■ **Work to do**: Every entry that follows needs to be repeated exactly.

■ **Exercise materials**:
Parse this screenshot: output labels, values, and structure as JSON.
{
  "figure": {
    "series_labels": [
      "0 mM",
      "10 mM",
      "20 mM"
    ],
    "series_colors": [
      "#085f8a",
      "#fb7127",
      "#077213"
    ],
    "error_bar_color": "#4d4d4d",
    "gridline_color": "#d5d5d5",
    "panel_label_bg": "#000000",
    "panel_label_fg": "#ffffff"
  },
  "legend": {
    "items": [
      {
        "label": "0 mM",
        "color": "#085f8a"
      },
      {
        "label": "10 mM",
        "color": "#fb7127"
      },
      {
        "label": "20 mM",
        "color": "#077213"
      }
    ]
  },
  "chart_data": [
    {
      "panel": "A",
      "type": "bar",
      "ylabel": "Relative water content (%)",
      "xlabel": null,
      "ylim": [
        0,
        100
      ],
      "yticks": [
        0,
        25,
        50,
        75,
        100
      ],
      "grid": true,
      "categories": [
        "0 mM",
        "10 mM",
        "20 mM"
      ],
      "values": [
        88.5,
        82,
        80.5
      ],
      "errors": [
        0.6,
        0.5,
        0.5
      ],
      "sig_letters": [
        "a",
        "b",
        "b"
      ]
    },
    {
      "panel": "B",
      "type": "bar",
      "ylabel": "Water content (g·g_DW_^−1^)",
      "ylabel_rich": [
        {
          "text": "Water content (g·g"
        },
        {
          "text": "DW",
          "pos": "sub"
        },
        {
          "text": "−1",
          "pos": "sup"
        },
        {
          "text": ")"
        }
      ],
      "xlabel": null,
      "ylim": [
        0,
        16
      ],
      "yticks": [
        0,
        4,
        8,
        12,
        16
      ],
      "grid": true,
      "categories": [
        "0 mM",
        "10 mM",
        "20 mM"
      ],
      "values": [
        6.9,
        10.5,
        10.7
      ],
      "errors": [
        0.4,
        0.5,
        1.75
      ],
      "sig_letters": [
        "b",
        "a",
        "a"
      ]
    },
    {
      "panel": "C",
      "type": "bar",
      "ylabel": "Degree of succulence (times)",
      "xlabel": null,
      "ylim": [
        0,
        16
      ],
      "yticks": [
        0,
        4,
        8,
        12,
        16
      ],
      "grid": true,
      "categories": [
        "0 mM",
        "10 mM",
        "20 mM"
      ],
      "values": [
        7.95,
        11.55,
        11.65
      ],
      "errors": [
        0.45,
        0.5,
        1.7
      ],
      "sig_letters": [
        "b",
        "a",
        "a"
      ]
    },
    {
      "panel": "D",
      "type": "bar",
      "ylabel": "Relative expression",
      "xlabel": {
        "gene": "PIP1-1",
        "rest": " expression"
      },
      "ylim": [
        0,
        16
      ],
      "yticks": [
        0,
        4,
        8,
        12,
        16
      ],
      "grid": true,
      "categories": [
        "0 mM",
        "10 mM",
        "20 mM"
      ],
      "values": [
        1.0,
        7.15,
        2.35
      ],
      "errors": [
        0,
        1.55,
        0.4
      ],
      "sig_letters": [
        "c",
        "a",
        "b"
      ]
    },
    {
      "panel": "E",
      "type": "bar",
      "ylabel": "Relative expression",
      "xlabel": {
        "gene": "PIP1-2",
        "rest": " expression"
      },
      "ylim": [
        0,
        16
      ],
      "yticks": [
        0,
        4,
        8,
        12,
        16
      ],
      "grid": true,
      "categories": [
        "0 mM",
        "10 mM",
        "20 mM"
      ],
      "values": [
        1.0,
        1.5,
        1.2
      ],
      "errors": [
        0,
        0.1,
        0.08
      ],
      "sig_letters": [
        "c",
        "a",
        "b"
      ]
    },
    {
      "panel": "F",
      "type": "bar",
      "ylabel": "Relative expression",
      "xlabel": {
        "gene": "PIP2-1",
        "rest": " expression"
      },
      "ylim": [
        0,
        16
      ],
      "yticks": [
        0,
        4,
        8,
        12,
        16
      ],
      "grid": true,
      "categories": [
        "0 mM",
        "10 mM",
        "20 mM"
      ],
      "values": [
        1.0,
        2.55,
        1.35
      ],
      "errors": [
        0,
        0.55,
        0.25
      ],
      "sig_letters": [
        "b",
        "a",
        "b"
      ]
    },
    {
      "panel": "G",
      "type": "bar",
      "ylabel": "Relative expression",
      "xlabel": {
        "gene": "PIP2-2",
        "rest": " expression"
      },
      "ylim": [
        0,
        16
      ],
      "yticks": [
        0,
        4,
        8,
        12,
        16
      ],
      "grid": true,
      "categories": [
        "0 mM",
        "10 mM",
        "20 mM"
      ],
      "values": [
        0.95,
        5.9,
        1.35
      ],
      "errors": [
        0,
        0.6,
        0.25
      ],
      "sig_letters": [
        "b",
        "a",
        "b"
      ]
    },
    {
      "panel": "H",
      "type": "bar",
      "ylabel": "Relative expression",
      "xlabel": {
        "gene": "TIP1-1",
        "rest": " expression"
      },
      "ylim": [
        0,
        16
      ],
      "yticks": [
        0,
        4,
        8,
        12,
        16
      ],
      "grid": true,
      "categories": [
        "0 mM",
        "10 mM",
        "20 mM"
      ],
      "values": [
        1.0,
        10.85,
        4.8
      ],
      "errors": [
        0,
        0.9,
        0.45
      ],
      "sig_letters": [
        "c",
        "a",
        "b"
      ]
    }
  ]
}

■ **Answer for this exercise**:
Parse this screenshot: output labels, values, and structure as JSON.
{
  "figure": {
    "series_labels": [
      "0 mM",
      "10 mM",
      "20 mM"
    ],
    "series_colors": [
      "#085f8a",
      "#fb7127",
      "#077213"
    ],
    "error_bar_color": "#4d4d4d",
    "gridline_color": "#d5d5d5",
    "panel_label_bg": "#000000",
    "panel_label_fg": "#ffffff"
  },
  "legend": {
    "items": [
      {
        "label": "0 mM",
        "color": "#085f8a"
      },
      {
        "label": "10 mM",
        "color": "#fb7127"
      },
      {
        "label": "20 mM",
        "color": "#077213"
      }
    ]
  },
  "chart_data": [
    {
      "panel": "A",
      "type": "bar",
      "ylabel": "Relative water content (%)",
      "xlabel": null,
      "ylim": [
        0,
        100
      ],
      "yticks": [
        0,
        25,
        50,
        75,
        100
      ],
      "grid": true,
      "categories": [
        "0 mM",
        "10 mM",
        "20 mM"
      ],
      "values": [
        88.5,
        82,
        80.5
      ],
      "errors": [
        0.6,
        0.5,
        0.5
      ],
      "sig_letters": [
        "a",
        "b",
        "b"
      ]
    },
    {
      "panel": "B",
      "type": "bar",
      "ylabel": "Water content (g·g_DW_^−1^)",
      "ylabel_rich": [
        {
          "text": "Water content (g·g"
        },
        {
          "text": "DW",
          "pos": "sub"
        },
        {
          "text": "−1",
          "pos": "sup"
        },
        {
          "text": ")"
        }
      ],
      "xlabel": null,
      "ylim": [
        0,
        16
      ],
      "yticks": [
        0,
        4,
        8,
        12,
        16
      ],
      "grid": true,
      "categories": [
        "0 mM",
        "10 mM",
        "20 mM"
      ],
      "values": [
        6.9,
        10.5,
        10.7
      ],
      "errors": [
        0.4,
        0.5,
        1.75
      ],
      "sig_letters": [
        "b",
        "a",
        "a"
      ]
    },
    {
      "panel": "C",
      "type": "bar",
      "ylabel": "Degree of succulence (times)",
      "xlabel": null,
      "ylim": [
        0,
        16
      ],
      "yticks": [
        0,
        4,
        8,
        12,
        16
      ],
      "grid": true,
      "categories": [
        "0 mM",
        "10 mM",
        "20 mM"
      ],
      "values": [
        7.95,
        11.55,
        11.65
      ],
      "errors": [
        0.45,
        0.5,
        1.7
      ],
      "sig_letters": [
        "b",
        "a",
        "a"
      ]
    },
    {
      "panel": "D",
      "type": "bar",
      "ylabel": "Relative expression",
      "xlabel": {
        "gene": "PIP1-1",
        "rest": " expression"
      },
      "ylim": [
        0,
        16
      ],
      "yticks": [
        0,
        4,
        8,
        12,
        16
      ],
      "grid": true,
      "categories": [
        "0 mM",
        "10 mM",
        "20 mM"
      ],
      "values": [
        1.0,
        7.15,
        2.35
      ],
      "errors": [
        0,
        1.55,
        0.4
      ],
      "sig_letters": [
        "c",
        "a",
        "b"
      ]
    },
    {
      "panel": "E",
      "type": "bar",
      "ylabel": "Relative expression",
      "xlabel": {
        "gene": "PIP1-2",
        "rest": " expression"
      },
      "ylim": [
        0,
        16
      ],
      "yticks": [
        0,
        4,
        8,
        12,
        16
      ],
      "grid": true,
      "categories": [
        "0 mM",
        "10 mM",
        "20 mM"
      ],
      "values": [
        1.0,
        1.5,
        1.2
      ],
      "errors": [
        0,
        0.1,
        0.08
      ],
      "sig_letters": [
        "c",
        "a",
        "b"
      ]
    },
    {
      "panel": "F",
      "type": "bar",
      "ylabel": "Relative expression",
      "xlabel": {
        "gene": "PIP2-1",
        "rest": " expression"
      },
      "ylim": [
        0,
        16
      ],
      "yticks": [
        0,
        4,
        8,
        12,
        16
      ],
      "grid": true,
      "categories": [
        "0 mM",
        "10 mM",
        "20 mM"
      ],
      "values": [
        1.0,
        2.55,
        1.35
      ],
      "errors": [
        0,
        0.55,
        0.25
      ],
      "sig_letters": [
        "b",
        "a",
        "b"
      ]
    },
    {
      "panel": "G",
      "type": "bar",
      "ylabel": "Relative expression",
      "xlabel": {
        "gene": "PIP2-2",
        "rest": " expression"
      },
      "ylim": [
        0,
        16
      ],
      "yticks": [
        0,
        4,
        8,
        12,
        16
      ],
      "grid": true,
      "categories": [
        "0 mM",
        "10 mM",
        "20 mM"
      ],
      "values": [
        0.95,
        5.9,
        1.35
      ],
      "errors": [
        0,
        0.6,
        0.25
      ],
      "sig_letters": [
        "b",
        "a",
        "b"
      ]
    },
    {
      "panel": "H",
      "type": "bar",
      "ylabel": "Relative expression",
      "xlabel": {
        "gene": "TIP1-1",
        "rest": " expression"
      },
      "ylim": [
        0,
        16
      ],
      "yticks": [
        0,
        4,
        8,
        12,
        16
      ],
      "grid": true,
      "categories": [
        "0 mM",
        "10 mM",
        "20 mM"
      ],
      "values": [
        1.0,
        10.85,
        4.8
      ],
      "errors": [
        0,
        0.9,
        0.45
      ],
      "sig_letters": [
        "c",
        "a",
        "b"
      ]
    }
  ]
}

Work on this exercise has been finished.